[Records from a collection of figures]
########################################

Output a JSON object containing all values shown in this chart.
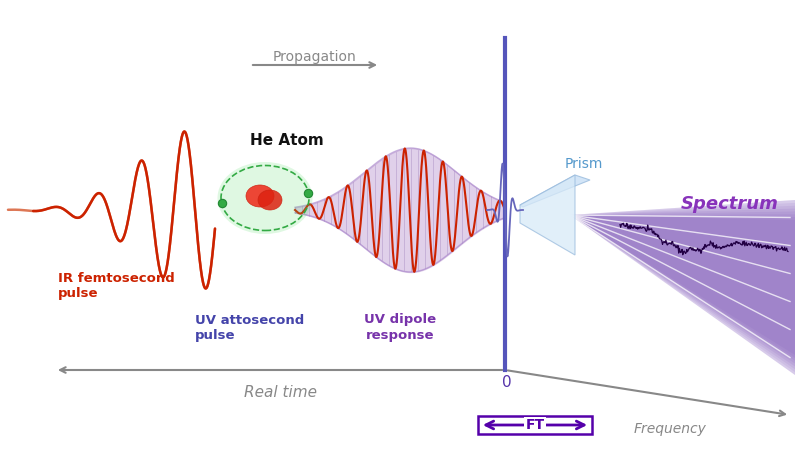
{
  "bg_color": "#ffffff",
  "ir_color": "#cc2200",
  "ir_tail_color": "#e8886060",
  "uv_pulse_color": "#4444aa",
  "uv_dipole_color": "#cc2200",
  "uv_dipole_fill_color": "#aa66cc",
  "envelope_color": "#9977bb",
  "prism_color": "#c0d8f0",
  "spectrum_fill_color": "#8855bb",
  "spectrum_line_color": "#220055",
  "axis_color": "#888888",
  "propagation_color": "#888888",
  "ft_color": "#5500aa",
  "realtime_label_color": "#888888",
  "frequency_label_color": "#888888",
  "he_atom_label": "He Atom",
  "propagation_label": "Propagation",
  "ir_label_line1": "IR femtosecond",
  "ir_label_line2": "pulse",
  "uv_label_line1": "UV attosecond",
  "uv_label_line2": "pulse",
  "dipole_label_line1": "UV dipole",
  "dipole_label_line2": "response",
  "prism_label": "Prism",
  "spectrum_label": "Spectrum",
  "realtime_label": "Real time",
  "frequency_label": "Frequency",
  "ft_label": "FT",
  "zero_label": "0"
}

########################################

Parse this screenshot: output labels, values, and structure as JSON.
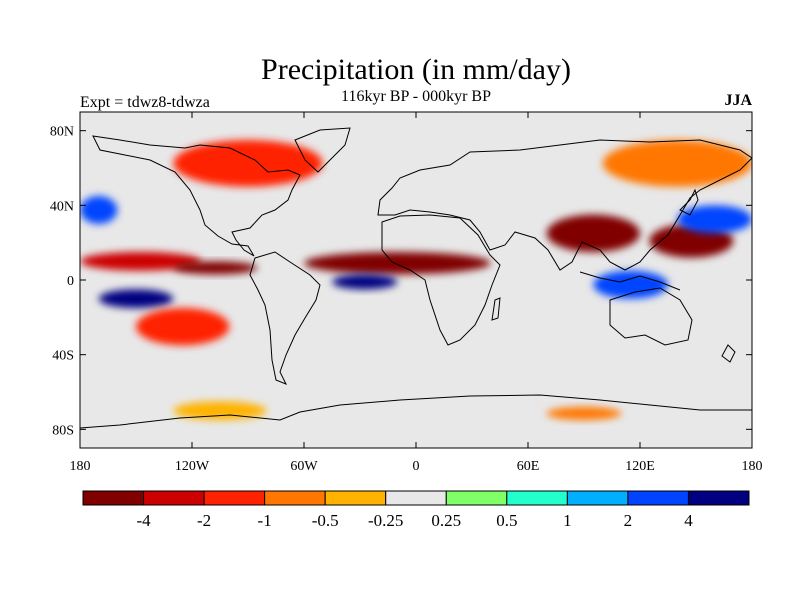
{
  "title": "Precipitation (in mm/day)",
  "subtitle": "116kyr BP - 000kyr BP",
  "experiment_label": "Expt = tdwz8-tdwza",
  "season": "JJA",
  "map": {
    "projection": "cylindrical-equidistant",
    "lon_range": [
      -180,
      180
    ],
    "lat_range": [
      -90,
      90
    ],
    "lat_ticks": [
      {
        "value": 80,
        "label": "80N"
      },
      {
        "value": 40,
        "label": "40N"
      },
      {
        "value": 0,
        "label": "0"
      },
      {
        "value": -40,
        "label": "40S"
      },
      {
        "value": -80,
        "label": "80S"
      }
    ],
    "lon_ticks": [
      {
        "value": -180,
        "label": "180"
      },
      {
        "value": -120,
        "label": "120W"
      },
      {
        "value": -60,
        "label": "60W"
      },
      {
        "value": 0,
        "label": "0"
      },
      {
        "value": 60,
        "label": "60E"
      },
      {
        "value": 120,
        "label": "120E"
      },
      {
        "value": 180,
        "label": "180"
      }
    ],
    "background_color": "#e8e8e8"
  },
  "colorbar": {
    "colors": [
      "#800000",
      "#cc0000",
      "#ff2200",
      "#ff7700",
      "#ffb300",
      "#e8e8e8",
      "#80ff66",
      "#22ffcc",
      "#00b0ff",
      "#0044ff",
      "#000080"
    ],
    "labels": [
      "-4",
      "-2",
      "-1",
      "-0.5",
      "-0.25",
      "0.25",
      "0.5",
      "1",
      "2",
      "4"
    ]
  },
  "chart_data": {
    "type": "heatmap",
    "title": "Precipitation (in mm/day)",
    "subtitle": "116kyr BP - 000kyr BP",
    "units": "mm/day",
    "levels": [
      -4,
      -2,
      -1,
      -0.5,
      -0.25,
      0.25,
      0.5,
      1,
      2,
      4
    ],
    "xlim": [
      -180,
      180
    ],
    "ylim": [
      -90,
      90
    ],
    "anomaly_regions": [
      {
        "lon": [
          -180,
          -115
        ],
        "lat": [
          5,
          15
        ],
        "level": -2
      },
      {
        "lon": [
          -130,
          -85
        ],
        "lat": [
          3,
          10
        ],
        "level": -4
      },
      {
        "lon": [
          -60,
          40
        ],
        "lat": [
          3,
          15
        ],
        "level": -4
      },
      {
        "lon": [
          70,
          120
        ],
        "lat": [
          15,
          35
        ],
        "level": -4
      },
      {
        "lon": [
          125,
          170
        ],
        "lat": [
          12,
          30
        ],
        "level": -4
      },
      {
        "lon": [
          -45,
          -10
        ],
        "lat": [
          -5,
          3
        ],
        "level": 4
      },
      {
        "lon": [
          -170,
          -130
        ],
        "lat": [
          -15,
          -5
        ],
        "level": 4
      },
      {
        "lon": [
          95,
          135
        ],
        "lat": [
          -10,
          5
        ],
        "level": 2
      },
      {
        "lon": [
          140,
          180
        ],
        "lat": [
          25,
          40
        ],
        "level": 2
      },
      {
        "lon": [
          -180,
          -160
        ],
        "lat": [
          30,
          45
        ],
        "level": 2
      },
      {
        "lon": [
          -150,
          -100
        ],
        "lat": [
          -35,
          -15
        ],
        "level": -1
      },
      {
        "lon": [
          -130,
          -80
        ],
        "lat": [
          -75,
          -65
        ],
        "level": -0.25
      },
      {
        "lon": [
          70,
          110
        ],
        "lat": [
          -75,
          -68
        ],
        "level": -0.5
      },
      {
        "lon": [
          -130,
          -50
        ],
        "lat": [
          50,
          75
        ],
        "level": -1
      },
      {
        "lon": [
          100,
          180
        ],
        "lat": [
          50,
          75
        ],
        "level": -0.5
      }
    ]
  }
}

########################################

Task brief: Identify every line above that includes the word "subtitle", and show those lines.

Expected answer:
  "subtitle": "116kyr BP - 000kyr BP",
    "subtitle": "116kyr BP - 000kyr BP",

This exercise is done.